▸ **What this task involves**: Print all the entries verbatim.
[BEGIN Entries shown]
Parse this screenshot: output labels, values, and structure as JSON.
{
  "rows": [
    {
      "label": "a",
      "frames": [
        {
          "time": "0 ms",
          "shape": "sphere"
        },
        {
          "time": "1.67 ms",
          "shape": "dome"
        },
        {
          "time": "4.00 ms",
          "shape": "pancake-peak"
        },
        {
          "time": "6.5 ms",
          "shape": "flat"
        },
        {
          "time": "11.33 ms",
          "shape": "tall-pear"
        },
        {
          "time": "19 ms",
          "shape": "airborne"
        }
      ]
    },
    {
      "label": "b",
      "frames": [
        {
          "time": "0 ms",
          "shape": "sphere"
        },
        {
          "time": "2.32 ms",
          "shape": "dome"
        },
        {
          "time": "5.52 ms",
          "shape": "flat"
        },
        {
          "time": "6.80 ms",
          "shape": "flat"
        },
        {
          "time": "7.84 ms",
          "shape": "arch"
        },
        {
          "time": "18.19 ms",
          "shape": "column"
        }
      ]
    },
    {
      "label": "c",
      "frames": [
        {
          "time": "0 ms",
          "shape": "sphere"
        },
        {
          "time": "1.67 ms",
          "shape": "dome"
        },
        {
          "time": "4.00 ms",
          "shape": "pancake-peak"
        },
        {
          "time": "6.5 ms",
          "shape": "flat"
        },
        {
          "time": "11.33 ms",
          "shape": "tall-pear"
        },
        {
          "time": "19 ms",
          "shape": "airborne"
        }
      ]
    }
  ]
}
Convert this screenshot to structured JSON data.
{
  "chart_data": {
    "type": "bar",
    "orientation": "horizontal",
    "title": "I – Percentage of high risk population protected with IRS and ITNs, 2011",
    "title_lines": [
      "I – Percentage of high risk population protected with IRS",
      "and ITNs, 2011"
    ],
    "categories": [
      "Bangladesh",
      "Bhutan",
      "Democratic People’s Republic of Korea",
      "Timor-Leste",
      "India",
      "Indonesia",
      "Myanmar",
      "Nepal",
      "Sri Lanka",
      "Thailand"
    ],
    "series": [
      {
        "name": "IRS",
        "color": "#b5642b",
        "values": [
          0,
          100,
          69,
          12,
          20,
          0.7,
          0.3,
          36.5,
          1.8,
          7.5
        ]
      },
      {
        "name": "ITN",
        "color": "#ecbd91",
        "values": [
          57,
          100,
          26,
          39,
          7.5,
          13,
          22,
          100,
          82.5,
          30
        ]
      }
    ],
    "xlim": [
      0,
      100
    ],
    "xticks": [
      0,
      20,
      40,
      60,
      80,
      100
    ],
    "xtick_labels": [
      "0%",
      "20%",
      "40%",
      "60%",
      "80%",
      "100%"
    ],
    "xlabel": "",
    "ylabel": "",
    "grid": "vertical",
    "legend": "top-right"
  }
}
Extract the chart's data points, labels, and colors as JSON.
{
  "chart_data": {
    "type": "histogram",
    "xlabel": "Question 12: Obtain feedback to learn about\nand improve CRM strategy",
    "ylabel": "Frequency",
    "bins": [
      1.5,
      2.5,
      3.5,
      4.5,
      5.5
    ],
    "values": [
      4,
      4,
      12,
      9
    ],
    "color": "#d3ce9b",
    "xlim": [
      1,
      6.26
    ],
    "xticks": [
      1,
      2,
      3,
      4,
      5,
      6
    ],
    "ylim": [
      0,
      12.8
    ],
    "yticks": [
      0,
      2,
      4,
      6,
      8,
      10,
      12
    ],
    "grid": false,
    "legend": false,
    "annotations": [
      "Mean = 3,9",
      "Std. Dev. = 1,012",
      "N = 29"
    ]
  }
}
[END Entries shown]
▸ **Result**:
Parse this screenshot: output labels, values, and structure as JSON.
{
  "rows": [
    {
      "label": "a",
      "frames": [
        {
          "time": "0 ms",
          "shape": "sphere"
        },
        {
          "time": "1.67 ms",
          "shape": "dome"
        },
        {
          "time": "4.00 ms",
          "shape": "pancake-peak"
        },
        {
          "time": "6.5 ms",
          "shape": "flat"
        },
        {
          "time": "11.33 ms",
          "shape": "tall-pear"
        },
        {
          "time": "19 ms",
          "shape": "airborne"
        }
      ]
    },
    {
      "label": "b",
      "frames": [
        {
          "time": "0 ms",
          "shape": "sphere"
        },
        {
          "time": "2.32 ms",
          "shape": "dome"
        },
        {
          "time": "5.52 ms",
          "shape": "flat"
        },
        {
          "time": "6.80 ms",
          "shape": "flat"
        },
        {
          "time": "7.84 ms",
          "shape": "arch"
        },
        {
          "time": "18.19 ms",
          "shape": "column"
        }
      ]
    },
    {
      "label": "c",
      "frames": [
        {
          "time": "0 ms",
          "shape": "sphere"
        },
        {
          "time": "1.67 ms",
          "shape": "dome"
        },
        {
          "time": "4.00 ms",
          "shape": "pancake-peak"
        },
        {
          "time": "6.5 ms",
          "shape": "flat"
        },
        {
          "time": "11.33 ms",
          "shape": "tall-pear"
        },
        {
          "time": "19 ms",
          "shape": "airborne"
        }
      ]
    }
  ]
}
Convert this screenshot to structured JSON data.
{
  "chart_data": {
    "type": "bar",
    "orientation": "horizontal",
    "title": "I – Percentage of high risk population protected with IRS and ITNs, 2011",
    "title_lines": [
      "I – Percentage of high risk population protected with IRS",
      "and ITNs, 2011"
    ],
    "categories": [
      "Bangladesh",
      "Bhutan",
      "Democratic People’s Republic of Korea",
      "Timor-Leste",
      "India",
      "Indonesia",
      "Myanmar",
      "Nepal",
      "Sri Lanka",
      "Thailand"
    ],
    "series": [
      {
        "name": "IRS",
        "color": "#b5642b",
        "values": [
          0,
          100,
          69,
          12,
          20,
          0.7,
          0.3,
          36.5,
          1.8,
          7.5
        ]
      },
      {
        "name": "ITN",
        "color": "#ecbd91",
        "values": [
          57,
          100,
          26,
          39,
          7.5,
          13,
          22,
          100,
          82.5,
          30
        ]
      }
    ],
    "xlim": [
      0,
      100
    ],
    "xticks": [
      0,
      20,
      40,
      60,
      80,
      100
    ],
    "xtick_labels": [
      "0%",
      "20%",
      "40%",
      "60%",
      "80%",
      "100%"
    ],
    "xlabel": "",
    "ylabel": "",
    "grid": "vertical",
    "legend": "top-right"
  }
}
Extract the chart's data points, labels, and colors as JSON.
{
  "chart_data": {
    "type": "histogram",
    "xlabel": "Question 12: Obtain feedback to learn about\nand improve CRM strategy",
    "ylabel": "Frequency",
    "bins": [
      1.5,
      2.5,
      3.5,
      4.5,
      5.5
    ],
    "values": [
      4,
      4,
      12,
      9
    ],
    "color": "#d3ce9b",
    "xlim": [
      1,
      6.26
    ],
    "xticks": [
      1,
      2,
      3,
      4,
      5,
      6
    ],
    "ylim": [
      0,
      12.8
    ],
    "yticks": [
      0,
      2,
      4,
      6,
      8,
      10,
      12
    ],
    "grid": false,
    "legend": false,
    "annotations": [
      "Mean = 3,9",
      "Std. Dev. = 1,012",
      "N = 29"
    ]
  }
}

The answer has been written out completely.